** START OF Data provided **
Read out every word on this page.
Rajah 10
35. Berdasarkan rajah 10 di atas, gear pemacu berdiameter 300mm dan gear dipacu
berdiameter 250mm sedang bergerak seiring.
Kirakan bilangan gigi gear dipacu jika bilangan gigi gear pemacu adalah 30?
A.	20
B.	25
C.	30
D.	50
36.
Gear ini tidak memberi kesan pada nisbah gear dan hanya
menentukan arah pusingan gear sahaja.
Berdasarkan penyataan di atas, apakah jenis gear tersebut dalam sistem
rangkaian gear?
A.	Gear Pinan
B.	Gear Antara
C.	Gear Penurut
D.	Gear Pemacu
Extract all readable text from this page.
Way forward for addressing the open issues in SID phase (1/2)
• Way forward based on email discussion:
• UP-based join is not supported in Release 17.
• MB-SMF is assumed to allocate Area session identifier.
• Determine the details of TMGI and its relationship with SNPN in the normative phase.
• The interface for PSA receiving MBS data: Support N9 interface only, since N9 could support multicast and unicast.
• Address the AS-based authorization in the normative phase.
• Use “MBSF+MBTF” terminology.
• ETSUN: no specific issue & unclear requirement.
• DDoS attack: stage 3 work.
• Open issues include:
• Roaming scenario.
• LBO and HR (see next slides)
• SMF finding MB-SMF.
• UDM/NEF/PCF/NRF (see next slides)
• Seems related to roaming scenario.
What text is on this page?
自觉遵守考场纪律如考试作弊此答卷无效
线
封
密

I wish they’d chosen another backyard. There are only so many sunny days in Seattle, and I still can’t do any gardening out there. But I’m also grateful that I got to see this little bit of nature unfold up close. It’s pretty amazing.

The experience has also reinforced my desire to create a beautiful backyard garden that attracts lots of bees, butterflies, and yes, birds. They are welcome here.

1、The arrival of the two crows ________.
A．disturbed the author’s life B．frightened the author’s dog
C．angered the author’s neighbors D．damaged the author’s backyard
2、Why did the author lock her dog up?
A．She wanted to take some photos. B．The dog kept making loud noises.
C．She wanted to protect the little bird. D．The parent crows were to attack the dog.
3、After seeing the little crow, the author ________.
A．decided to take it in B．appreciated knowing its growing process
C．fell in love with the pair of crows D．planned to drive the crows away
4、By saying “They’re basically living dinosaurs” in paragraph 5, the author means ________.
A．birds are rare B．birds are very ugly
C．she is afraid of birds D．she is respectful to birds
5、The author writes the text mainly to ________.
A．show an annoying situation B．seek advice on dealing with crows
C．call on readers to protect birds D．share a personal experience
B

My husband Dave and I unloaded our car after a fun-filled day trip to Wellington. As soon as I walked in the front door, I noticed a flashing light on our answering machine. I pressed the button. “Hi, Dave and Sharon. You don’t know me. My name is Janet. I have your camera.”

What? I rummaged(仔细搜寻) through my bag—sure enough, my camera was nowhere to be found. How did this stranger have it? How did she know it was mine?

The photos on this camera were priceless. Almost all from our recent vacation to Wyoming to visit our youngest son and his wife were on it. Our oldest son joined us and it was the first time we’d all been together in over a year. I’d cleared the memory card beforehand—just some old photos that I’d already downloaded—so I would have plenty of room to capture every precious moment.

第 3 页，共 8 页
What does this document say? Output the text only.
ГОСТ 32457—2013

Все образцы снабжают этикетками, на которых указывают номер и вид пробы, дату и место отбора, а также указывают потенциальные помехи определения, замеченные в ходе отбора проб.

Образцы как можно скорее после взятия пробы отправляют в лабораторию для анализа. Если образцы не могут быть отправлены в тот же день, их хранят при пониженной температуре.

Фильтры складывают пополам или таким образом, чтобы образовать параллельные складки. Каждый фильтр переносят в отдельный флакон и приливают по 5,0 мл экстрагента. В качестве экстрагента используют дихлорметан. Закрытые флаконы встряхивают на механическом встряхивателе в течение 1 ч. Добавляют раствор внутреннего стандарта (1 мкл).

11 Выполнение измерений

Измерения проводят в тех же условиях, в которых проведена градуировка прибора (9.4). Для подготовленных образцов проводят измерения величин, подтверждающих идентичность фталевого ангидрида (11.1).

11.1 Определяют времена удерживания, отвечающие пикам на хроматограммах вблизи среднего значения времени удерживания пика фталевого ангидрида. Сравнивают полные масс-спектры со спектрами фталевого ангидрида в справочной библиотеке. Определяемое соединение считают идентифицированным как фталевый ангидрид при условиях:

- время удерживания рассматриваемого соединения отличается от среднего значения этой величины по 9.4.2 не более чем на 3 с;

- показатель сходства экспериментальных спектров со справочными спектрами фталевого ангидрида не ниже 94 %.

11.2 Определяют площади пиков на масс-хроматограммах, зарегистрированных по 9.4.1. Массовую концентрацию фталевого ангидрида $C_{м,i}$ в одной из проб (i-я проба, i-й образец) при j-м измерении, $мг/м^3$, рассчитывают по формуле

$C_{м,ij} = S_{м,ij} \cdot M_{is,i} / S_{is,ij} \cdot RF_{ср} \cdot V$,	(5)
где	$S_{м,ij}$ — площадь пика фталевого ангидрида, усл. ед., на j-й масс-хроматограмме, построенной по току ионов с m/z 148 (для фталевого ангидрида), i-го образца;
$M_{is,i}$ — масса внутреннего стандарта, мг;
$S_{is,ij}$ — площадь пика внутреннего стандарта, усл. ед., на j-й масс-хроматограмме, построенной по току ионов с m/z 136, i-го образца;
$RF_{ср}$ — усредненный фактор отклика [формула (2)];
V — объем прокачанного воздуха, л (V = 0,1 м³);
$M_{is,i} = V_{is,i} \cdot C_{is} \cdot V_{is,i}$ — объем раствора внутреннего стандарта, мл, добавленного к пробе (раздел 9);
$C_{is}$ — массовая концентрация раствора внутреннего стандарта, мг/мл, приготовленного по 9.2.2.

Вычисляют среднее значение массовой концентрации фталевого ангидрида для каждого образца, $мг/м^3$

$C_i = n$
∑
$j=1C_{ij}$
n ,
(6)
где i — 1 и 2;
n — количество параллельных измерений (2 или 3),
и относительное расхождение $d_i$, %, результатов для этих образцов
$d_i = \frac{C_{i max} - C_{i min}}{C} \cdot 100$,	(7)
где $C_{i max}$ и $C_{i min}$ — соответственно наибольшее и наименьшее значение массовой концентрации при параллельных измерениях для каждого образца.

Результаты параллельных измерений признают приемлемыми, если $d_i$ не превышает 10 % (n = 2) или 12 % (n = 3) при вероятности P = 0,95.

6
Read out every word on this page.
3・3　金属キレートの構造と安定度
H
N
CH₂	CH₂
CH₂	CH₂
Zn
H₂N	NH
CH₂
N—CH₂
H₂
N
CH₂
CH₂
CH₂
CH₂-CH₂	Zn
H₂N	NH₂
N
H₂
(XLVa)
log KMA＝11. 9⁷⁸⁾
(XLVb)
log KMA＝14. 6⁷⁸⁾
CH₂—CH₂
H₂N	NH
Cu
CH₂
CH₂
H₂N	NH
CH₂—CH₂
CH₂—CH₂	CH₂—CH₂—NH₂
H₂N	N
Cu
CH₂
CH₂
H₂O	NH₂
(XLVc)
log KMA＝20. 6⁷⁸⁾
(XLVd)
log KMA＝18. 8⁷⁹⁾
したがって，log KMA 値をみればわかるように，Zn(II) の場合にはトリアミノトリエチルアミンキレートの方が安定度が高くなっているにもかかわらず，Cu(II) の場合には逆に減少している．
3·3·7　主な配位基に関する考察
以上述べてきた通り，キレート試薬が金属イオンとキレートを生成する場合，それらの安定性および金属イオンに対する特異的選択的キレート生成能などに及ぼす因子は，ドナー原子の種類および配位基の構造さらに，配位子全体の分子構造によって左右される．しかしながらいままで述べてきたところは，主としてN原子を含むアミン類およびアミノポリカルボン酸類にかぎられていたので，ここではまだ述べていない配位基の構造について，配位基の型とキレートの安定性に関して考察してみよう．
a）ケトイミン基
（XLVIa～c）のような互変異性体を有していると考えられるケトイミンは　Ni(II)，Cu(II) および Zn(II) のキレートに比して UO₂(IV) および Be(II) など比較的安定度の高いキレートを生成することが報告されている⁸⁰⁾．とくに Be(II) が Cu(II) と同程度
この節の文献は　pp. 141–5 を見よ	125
** END OF Data provided **
## The task
Copy all lines from the data that hold the word "Berdasarkan".

## Answer to this exercise
35. Berdasarkan rajah 10 di atas, gear pemacu berdiameter 300mm dan gear dipacu
Berdasarkan penyataan di atas, apakah jenis gear tersebut dalam sistem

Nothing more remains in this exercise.